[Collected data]

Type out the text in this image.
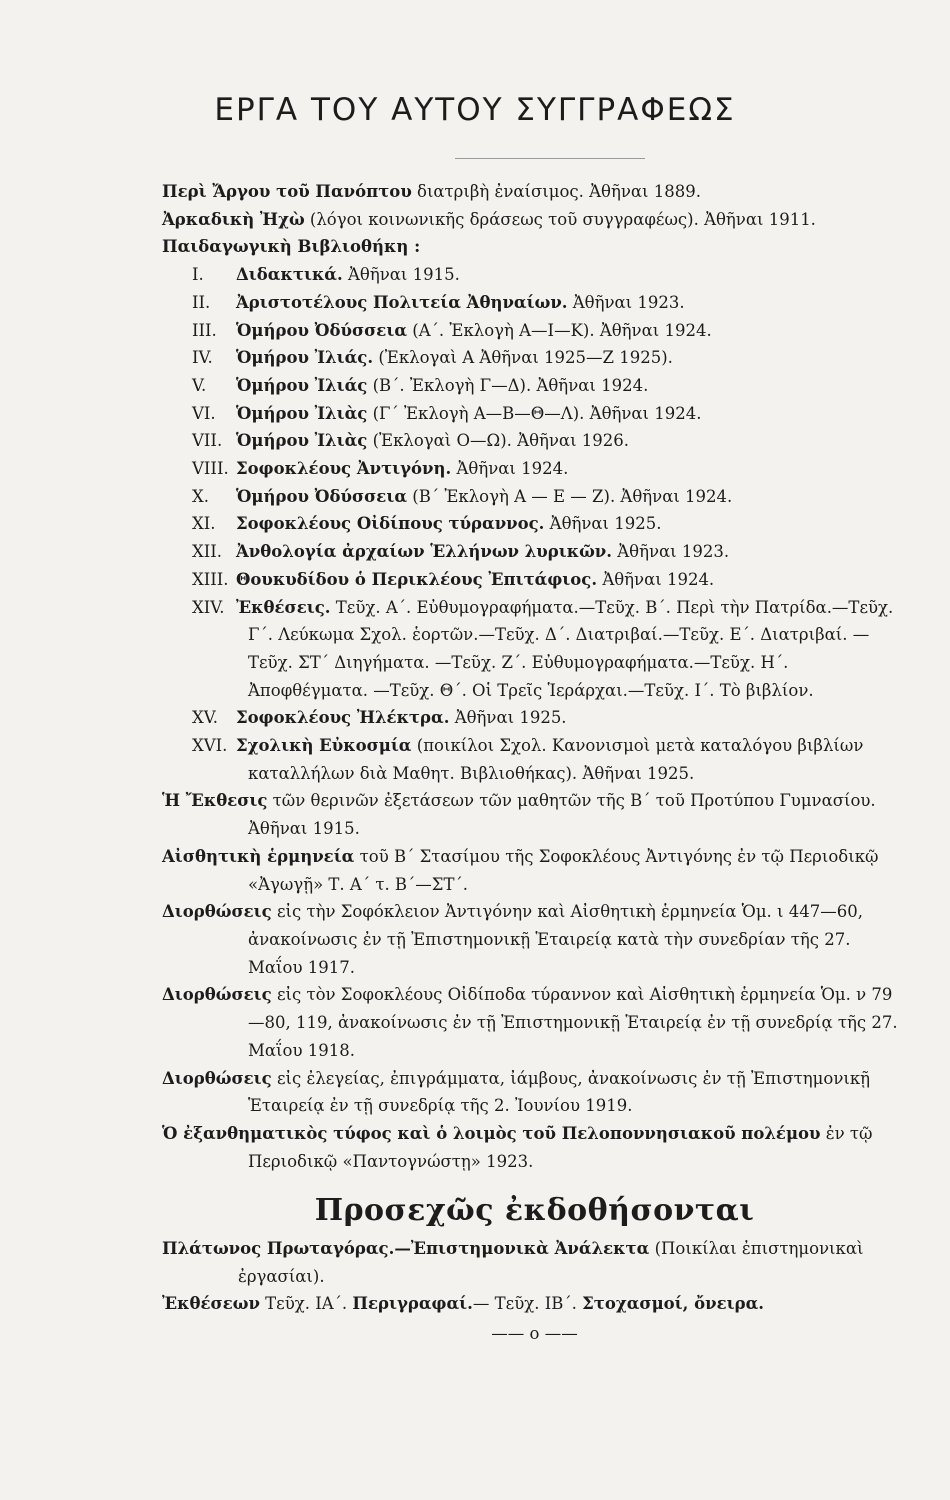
ΕΡΓΑ ΤΟΥ ΑΥΤΟΥ ΣΥΓΓΡΑΦΕΩΣ

Περὶ Ἄργου τοῦ Πανόπτου διατριβὴ ἐναίσιμος. Ἀθῆναι 1889.

Ἀρκαδικὴ Ἠχὼ (λόγοι κοινωνικῆς δράσεως τοῦ συγγραφέως). Ἀθῆναι 1911.

Παιδαγωγικὴ Βιβλιοθήκη :

I. Διδακτικά. Ἀθῆναι 1915.

II. Ἀριστοτέλους Πολιτεία Ἀθηναίων. Ἀθῆναι 1923.

III. Ὁμήρου Ὀδύσσεια (Α΄. Ἐκλογὴ Α—Ι—Κ). Ἀθῆναι 1924.

IV. Ὁμήρου Ἰλιάς. (Ἐκλογαὶ Α Ἀθῆναι 1925—Ζ 1925).

V. Ὁμήρου Ἰλιάς (Β΄. Ἐκλογὴ Γ—Δ). Ἀθῆναι 1924.

VI. Ὁμήρου Ἰλιὰς (Γ΄ Ἐκλογὴ Α—Β—Θ—Λ). Ἀθῆναι 1924.

VII. Ὁμήρου Ἰλιὰς (Ἐκλογαὶ Ο—Ω). Ἀθῆναι 1926.

VIII. Σοφοκλέους Ἀντιγόνη. Ἀθῆναι 1924.

X. Ὁμήρου Ὀδύσσεια (Β΄ Ἐκλογὴ Α — Ε — Ζ). Ἀθῆναι 1924.

XI. Σοφοκλέους Οἰδίπους τύραννος. Ἀθῆναι 1925.

XII. Ἀνθολογία ἀρχαίων Ἑλλήνων λυρικῶν. Ἀθῆναι 1923.

XIII. Θουκυδίδου ὁ Περικλέους Ἐπιτάφιος. Ἀθῆναι 1924.

XIV. Ἐκθέσεις. Τεῦχ. Α΄. Εὐθυμογραφήματα.—Τεῦχ. Β΄. Περὶ τὴν Πατρίδα.—Τεῦχ. Γ΄. Λεύκωμα Σχολ. ἑορτῶν.—Τεῦχ. Δ΄. Διατριβαί.—Τεῦχ. Ε΄. Διατριβαί. — Τεῦχ. ΣΤ΄ Διηγήματα. —Τεῦχ. Ζ΄. Εὐθυμογραφήματα.—Τεῦχ. Η΄. Ἀποφθέγματα. —Τεῦχ. Θ΄. Οἱ Τρεῖς Ἱεράρχαι.—Τεῦχ. Ι΄. Τὸ βιβλίον.

XV. Σοφοκλέους Ἠλέκτρα. Ἀθῆναι 1925.

XVI. Σχολικὴ Εὐκοσμία (ποικίλοι Σχολ. Κανονισμοὶ μετὰ καταλόγου βιβλίων καταλλήλων διὰ Μαθητ. Βιβλιοθήκας). Ἀθῆναι 1925.

Ἡ Ἔκθεσις τῶν θερινῶν ἐξετάσεων τῶν μαθητῶν τῆς Β΄ τοῦ Προτύπου Γυμνασίου. Ἀθῆναι 1915.

Αἰσθητικὴ ἑρμηνεία τοῦ Β΄ Στασίμου τῆς Σοφοκλέους Ἀντιγόνης ἐν τῷ Περιοδικῷ «Ἀγωγῇ» Τ. Α΄ τ. Β΄—ΣΤ΄.

Διορθώσεις εἰς τὴν Σοφόκλειον Ἀντιγόνην καὶ Αἰσθητικὴ ἑρμηνεία Ὁμ. ι 447—60, ἀνακοίνωσις ἐν τῇ Ἐπιστημονικῇ Ἑταιρείᾳ κατὰ τὴν συνεδρίαν τῆς 27. Μαΐου 1917.

Διορθώσεις εἰς τὸν Σοφοκλέους Οἰδίποδα τύραννον καὶ Αἰσθητικὴ ἑρμηνεία Ὁμ. ν 79—80, 119, ἀνακοίνωσις ἐν τῇ Ἐπιστημονικῇ Ἑταιρείᾳ ἐν τῇ συνεδρίᾳ τῆς 27. Μαΐου 1918.

Διορθώσεις εἰς ἐλεγείας, ἐπιγράμματα, ἰάμβους, ἀνακοίνωσις ἐν τῇ Ἐπιστημονικῇ Ἑταιρείᾳ ἐν τῇ συνεδρίᾳ τῆς 2. Ἰουνίου 1919.

Ὁ ἐξανθηματικὸς τύφος καὶ ὁ λοιμὸς τοῦ Πελοποννησιακοῦ πολέμου ἐν τῷ Περιοδικῷ «Παντογνώστῃ» 1923.

Προσεχῶς ἐκδοθήσονται

Πλάτωνος Πρωταγόρας.—Ἐπιστημονικὰ Ἀνάλεκτα (Ποικίλαι ἐπιστημονικαὶ ἐργασίαι).

Ἐκθέσεων Τεῦχ. ΙΑ΄. Περιγραφαί.— Τεῦχ. ΙΒ΄. Στοχασμοί, ὄνειρα.

—— ο ——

_SET EXERCISE_
Identify the lines that contain the string "συνεδρίᾳ", and copy every one of them.

_CORRECT OUTPUT_
Διορθώσεις εἰς τὸν Σοφοκλέους Οἰδίποδα τύραννον καὶ Αἰσθητικὴ ἑρμηνεία Ὁμ. ν 79—80, 119, ἀνακοίνωσις ἐν τῇ Ἐπιστημονικῇ Ἑταιρείᾳ ἐν τῇ συνεδρίᾳ τῆς 27. Μαΐου 1918.
Διορθώσεις εἰς ἐλεγείας, ἐπιγράμματα, ἰάμβους, ἀνακοίνωσις ἐν τῇ Ἐπιστημονικῇ Ἑταιρείᾳ ἐν τῇ συνεδρίᾳ τῆς 2. Ἰουνίου 1919.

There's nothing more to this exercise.